→ Problem description
Repeat each record exactly. Any picture gets left out.
============================================================
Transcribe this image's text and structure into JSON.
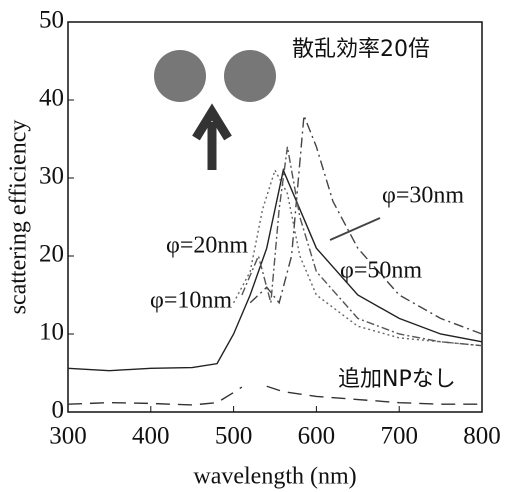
{
  "chart_data": {
    "type": "line",
    "x_label": "wavelength (nm)",
    "y_label": "scattering efficiency",
    "xlim": [
      300,
      800
    ],
    "ylim": [
      0,
      50
    ],
    "xticks": [
      300,
      400,
      500,
      600,
      700,
      800
    ],
    "yticks": [
      0,
      10,
      20,
      30,
      40,
      50
    ],
    "annotations": [
      "散乱効率20倍"
    ],
    "series": [
      {
        "name": "φ=10nm",
        "color": "#222222",
        "x": [
          300,
          350,
          400,
          450,
          480,
          500,
          520,
          540,
          560,
          580,
          600,
          650,
          700,
          750,
          800
        ],
        "values": [
          5.6,
          5.3,
          5.6,
          5.7,
          6.2,
          10,
          15,
          21,
          31,
          26,
          21,
          15,
          12,
          10,
          9
        ]
      },
      {
        "name": "φ=20nm",
        "color": "#666666",
        "x": [
          500,
          520,
          535,
          550,
          565,
          580,
          600,
          650,
          700,
          750,
          800
        ],
        "values": [
          14,
          18,
          26,
          31,
          28,
          20,
          15,
          11,
          9.5,
          9,
          8.5
        ]
      },
      {
        "name": "φ=30nm",
        "color": "#444444",
        "x": [
          520,
          540,
          555,
          570,
          585,
          600,
          620,
          650,
          700,
          750,
          800
        ],
        "values": [
          14,
          16,
          14,
          20,
          38,
          34,
          27,
          21,
          15,
          12,
          10
        ]
      },
      {
        "name": "φ=50nm",
        "color": "#555555",
        "x": [
          510,
          530,
          545,
          555,
          565,
          580,
          600,
          650,
          700,
          750,
          800
        ],
        "values": [
          15,
          20,
          14,
          26,
          34,
          25,
          18,
          12,
          10,
          9,
          8.5
        ]
      },
      {
        "name": "追加NPなし",
        "color": "#333333",
        "x": [
          300,
          350,
          400,
          450,
          480,
          500,
          510,
          520,
          540,
          560,
          600,
          650,
          700,
          750,
          800
        ],
        "values": [
          1,
          1.2,
          1.1,
          0.9,
          1.2,
          2.5,
          3.2,
          null,
          3.3,
          2.6,
          2,
          1.6,
          1.2,
          1,
          1
        ]
      }
    ]
  }
}
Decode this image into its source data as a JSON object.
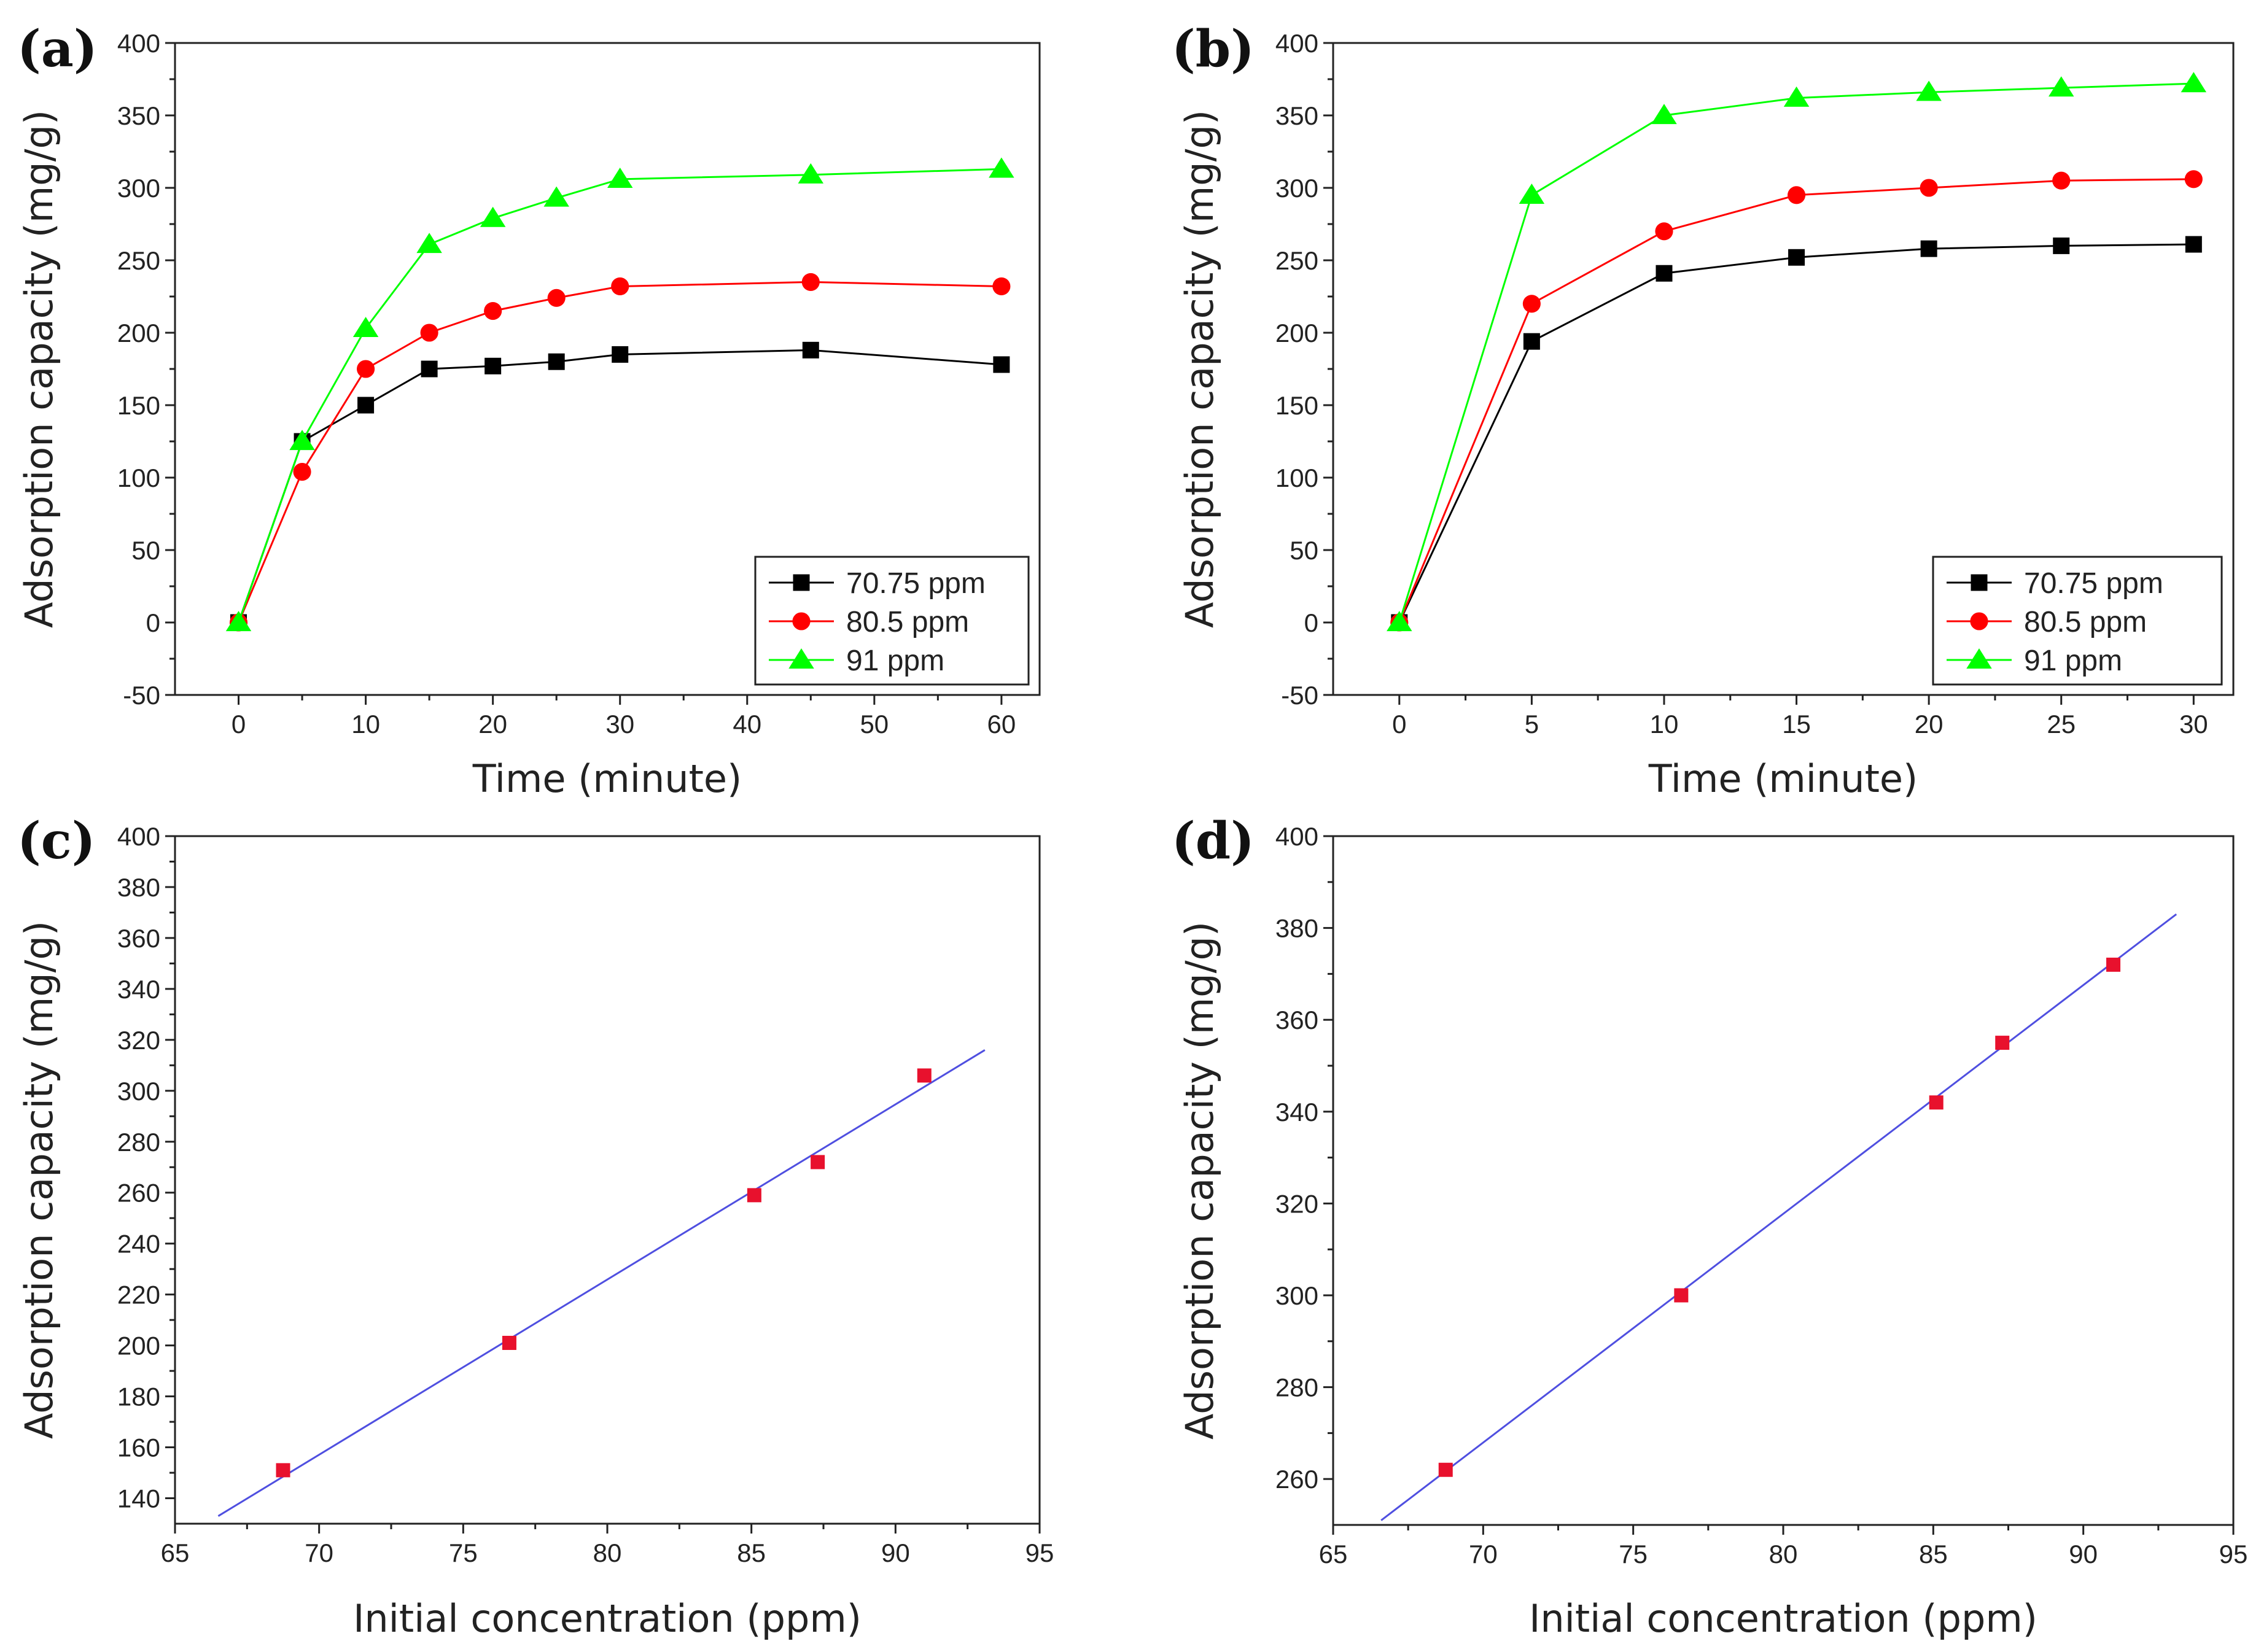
{
  "chart_data": [
    {
      "panel": "(a)",
      "type": "line",
      "xlabel": "Time (minute)",
      "ylabel": "Adsorption capacity (mg/g)",
      "xlim": [
        -5,
        63
      ],
      "ylim": [
        -50,
        400
      ],
      "xticks": [
        0,
        10,
        20,
        30,
        40,
        50,
        60
      ],
      "yticks": [
        -50,
        0,
        50,
        100,
        150,
        200,
        250,
        300,
        350,
        400
      ],
      "legend_position": "bottom-right",
      "series": [
        {
          "name": "70.75 ppm",
          "color": "#000000",
          "marker": "square",
          "x": [
            0,
            5,
            10,
            15,
            20,
            25,
            30,
            45,
            60
          ],
          "y": [
            0,
            125,
            150,
            175,
            177,
            180,
            185,
            188,
            178
          ]
        },
        {
          "name": "80.5 ppm",
          "color": "#ff0000",
          "marker": "circle",
          "x": [
            0,
            5,
            10,
            15,
            20,
            25,
            30,
            45,
            60
          ],
          "y": [
            0,
            104,
            175,
            200,
            215,
            224,
            232,
            235,
            232
          ]
        },
        {
          "name": "91 ppm",
          "color": "#00ff00",
          "marker": "triangle",
          "x": [
            0,
            5,
            10,
            15,
            20,
            25,
            30,
            45,
            60
          ],
          "y": [
            0,
            125,
            203,
            261,
            279,
            293,
            306,
            309,
            313
          ]
        }
      ]
    },
    {
      "panel": "(b)",
      "type": "line",
      "xlabel": "Time (minute)",
      "ylabel": "Adsorption capacity (mg/g)",
      "xlim": [
        -2.5,
        31.5
      ],
      "ylim": [
        -50,
        400
      ],
      "xticks": [
        0,
        5,
        10,
        15,
        20,
        25,
        30
      ],
      "yticks": [
        -50,
        0,
        50,
        100,
        150,
        200,
        250,
        300,
        350,
        400
      ],
      "legend_position": "bottom-right",
      "series": [
        {
          "name": "70.75 ppm",
          "color": "#000000",
          "marker": "square",
          "x": [
            0,
            5,
            10,
            15,
            20,
            25,
            30
          ],
          "y": [
            0,
            194,
            241,
            252,
            258,
            260,
            261
          ]
        },
        {
          "name": "80.5 ppm",
          "color": "#ff0000",
          "marker": "circle",
          "x": [
            0,
            5,
            10,
            15,
            20,
            25,
            30
          ],
          "y": [
            0,
            220,
            270,
            295,
            300,
            305,
            306
          ]
        },
        {
          "name": "91 ppm",
          "color": "#00ff00",
          "marker": "triangle",
          "x": [
            0,
            5,
            10,
            15,
            20,
            25,
            30
          ],
          "y": [
            0,
            295,
            350,
            362,
            366,
            369,
            372
          ]
        }
      ]
    },
    {
      "panel": "(c)",
      "type": "scatter",
      "xlabel": "Initial concentration (ppm)",
      "ylabel": "Adsorption capacity (mg/g)",
      "xlim": [
        65,
        95
      ],
      "ylim": [
        130,
        400
      ],
      "xticks": [
        65,
        70,
        75,
        80,
        85,
        90,
        95
      ],
      "yticks": [
        140,
        160,
        180,
        200,
        220,
        240,
        260,
        280,
        300,
        320,
        340,
        360,
        380,
        400
      ],
      "points": {
        "color": "#e8112d",
        "marker": "square",
        "x": [
          68.75,
          76.6,
          85.1,
          87.3,
          91.0
        ],
        "y": [
          151,
          201,
          259,
          272,
          306
        ]
      },
      "fit_line": {
        "color": "#4f4fe0",
        "x": [
          66.5,
          93.1
        ],
        "y": [
          133,
          316
        ]
      }
    },
    {
      "panel": "(d)",
      "type": "scatter",
      "xlabel": "Initial concentration (ppm)",
      "ylabel": "Adsorption capacity (mg/g)",
      "xlim": [
        65,
        95
      ],
      "ylim": [
        250,
        400
      ],
      "xticks": [
        65,
        70,
        75,
        80,
        85,
        90,
        95
      ],
      "yticks": [
        260,
        280,
        300,
        320,
        340,
        360,
        380,
        400
      ],
      "points": {
        "color": "#e8112d",
        "marker": "square",
        "x": [
          68.75,
          76.6,
          85.1,
          87.3,
          91.0
        ],
        "y": [
          262,
          300,
          342,
          355,
          372
        ]
      },
      "fit_line": {
        "color": "#4f4fe0",
        "x": [
          66.6,
          93.1
        ],
        "y": [
          251,
          383
        ]
      }
    }
  ]
}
============================================================
→ Right answer
Transcribe this image's text and structure into JSON.
{
  "chart_data": {
    "type": "line",
    "x_label": "wavelength (nm)",
    "y_label": "scattering efficiency",
    "xlim": [
      300,
      800
    ],
    "ylim": [
      0,
      50
    ],
    "xticks": [
      300,
      400,
      500,
      600,
      700,
      800
    ],
    "yticks": [
      0,
      10,
      20,
      30,
      40,
      50
    ],
    "annotations": [
      "散乱効率20倍"
    ],
    "series": [
      {
        "name": "φ=10nm",
        "color": "#222222",
        "x": [
          300,
          350,
          400,
          450,
          480,
          500,
          520,
          540,
          560,
          580,
          600,
          650,
          700,
          750,
          800
        ],
        "values": [
          5.6,
          5.3,
          5.6,
          5.7,
          6.2,
          10,
          15,
          21,
          31,
          26,
          21,
          15,
          12,
          10,
          9
        ]
      },
      {
        "name": "φ=20nm",
        "color": "#666666",
        "x": [
          500,
          520,
          535,
          550,
          565,
          580,
          600,
          650,
          700,
          750,
          800
        ],
        "values": [
          14,
          18,
          26,
          31,
          28,
          20,
          15,
          11,
          9.5,
          9,
          8.5
        ]
      },
      {
        "name": "φ=30nm",
        "color": "#444444",
        "x": [
          520,
          540,
          555,
          570,
          585,
          600,
          620,
          650,
          700,
          750,
          800
        ],
        "values": [
          14,
          16,
          14,
          20,
          38,
          34,
          27,
          21,
          15,
          12,
          10
        ]
      },
      {
        "name": "φ=50nm",
        "color": "#555555",
        "x": [
          510,
          530,
          545,
          555,
          565,
          580,
          600,
          650,
          700,
          750,
          800
        ],
        "values": [
          15,
          20,
          14,
          26,
          34,
          25,
          18,
          12,
          10,
          9,
          8.5
        ]
      },
      {
        "name": "追加NPなし",
        "color": "#333333",
        "x": [
          300,
          350,
          400,
          450,
          480,
          500,
          510,
          520,
          540,
          560,
          600,
          650,
          700,
          750,
          800
        ],
        "values": [
          1,
          1.2,
          1.1,
          0.9,
          1.2,
          2.5,
          3.2,
          null,
          3.3,
          2.6,
          2,
          1.6,
          1.2,
          1,
          1
        ]
      }
    ]
  }
}
Decode this image into its source data as a JSON object.
{
  "chart_data": [
    {
      "panel": "(a)",
      "type": "line",
      "xlabel": "Time (minute)",
      "ylabel": "Adsorption capacity (mg/g)",
      "xlim": [
        -5,
        63
      ],
      "ylim": [
        -50,
        400
      ],
      "xticks": [
        0,
        10,
        20,
        30,
        40,
        50,
        60
      ],
      "yticks": [
        -50,
        0,
        50,
        100,
        150,
        200,
        250,
        300,
        350,
        400
      ],
      "legend_position": "bottom-right",
      "series": [
        {
          "name": "70.75 ppm",
          "color": "#000000",
          "marker": "square",
          "x": [
            0,
            5,
            10,
            15,
            20,
            25,
            30,
            45,
            60
          ],
          "y": [
            0,
            125,
            150,
            175,
            177,
            180,
            185,
            188,
            178
          ]
        },
        {
          "name": "80.5 ppm",
          "color": "#ff0000",
          "marker": "circle",
          "x": [
            0,
            5,
            10,
            15,
            20,
            25,
            30,
            45,
            60
          ],
          "y": [
            0,
            104,
            175,
            200,
            215,
            224,
            232,
            235,
            232
          ]
        },
        {
          "name": "91 ppm",
          "color": "#00ff00",
          "marker": "triangle",
          "x": [
            0,
            5,
            10,
            15,
            20,
            25,
            30,
            45,
            60
          ],
          "y": [
            0,
            125,
            203,
            261,
            279,
            293,
            306,
            309,
            313
          ]
        }
      ]
    },
    {
      "panel": "(b)",
      "type": "line",
      "xlabel": "Time (minute)",
      "ylabel": "Adsorption capacity (mg/g)",
      "xlim": [
        -2.5,
        31.5
      ],
      "ylim": [
        -50,
        400
      ],
      "xticks": [
        0,
        5,
        10,
        15,
        20,
        25,
        30
      ],
      "yticks": [
        -50,
        0,
        50,
        100,
        150,
        200,
        250,
        300,
        350,
        400
      ],
      "legend_position": "bottom-right",
      "series": [
        {
          "name": "70.75 ppm",
          "color": "#000000",
          "marker": "square",
          "x": [
            0,
            5,
            10,
            15,
            20,
            25,
            30
          ],
          "y": [
            0,
            194,
            241,
            252,
            258,
            260,
            261
          ]
        },
        {
          "name": "80.5 ppm",
          "color": "#ff0000",
          "marker": "circle",
          "x": [
            0,
            5,
            10,
            15,
            20,
            25,
            30
          ],
          "y": [
            0,
            220,
            270,
            295,
            300,
            305,
            306
          ]
        },
        {
          "name": "91 ppm",
          "color": "#00ff00",
          "marker": "triangle",
          "x": [
            0,
            5,
            10,
            15,
            20,
            25,
            30
          ],
          "y": [
            0,
            295,
            350,
            362,
            366,
            369,
            372
          ]
        }
      ]
    },
    {
      "panel": "(c)",
      "type": "scatter",
      "xlabel": "Initial concentration (ppm)",
      "ylabel": "Adsorption capacity (mg/g)",
      "xlim": [
        65,
        95
      ],
      "ylim": [
        130,
        400
      ],
      "xticks": [
        65,
        70,
        75,
        80,
        85,
        90,
        95
      ],
      "yticks": [
        140,
        160,
        180,
        200,
        220,
        240,
        260,
        280,
        300,
        320,
        340,
        360,
        380,
        400
      ],
      "points": {
        "color": "#e8112d",
        "marker": "square",
        "x": [
          68.75,
          76.6,
          85.1,
          87.3,
          91.0
        ],
        "y": [
          151,
          201,
          259,
          272,
          306
        ]
      },
      "fit_line": {
        "color": "#4f4fe0",
        "x": [
          66.5,
          93.1
        ],
        "y": [
          133,
          316
        ]
      }
    },
    {
      "panel": "(d)",
      "type": "scatter",
      "xlabel": "Initial concentration (ppm)",
      "ylabel": "Adsorption capacity (mg/g)",
      "xlim": [
        65,
        95
      ],
      "ylim": [
        250,
        400
      ],
      "xticks": [
        65,
        70,
        75,
        80,
        85,
        90,
        95
      ],
      "yticks": [
        260,
        280,
        300,
        320,
        340,
        360,
        380,
        400
      ],
      "points": {
        "color": "#e8112d",
        "marker": "square",
        "x": [
          68.75,
          76.6,
          85.1,
          87.3,
          91.0
        ],
        "y": [
          262,
          300,
          342,
          355,
          372
        ]
      },
      "fit_line": {
        "color": "#4f4fe0",
        "x": [
          66.6,
          93.1
        ],
        "y": [
          251,
          383
        ]
      }
    }
  ]
}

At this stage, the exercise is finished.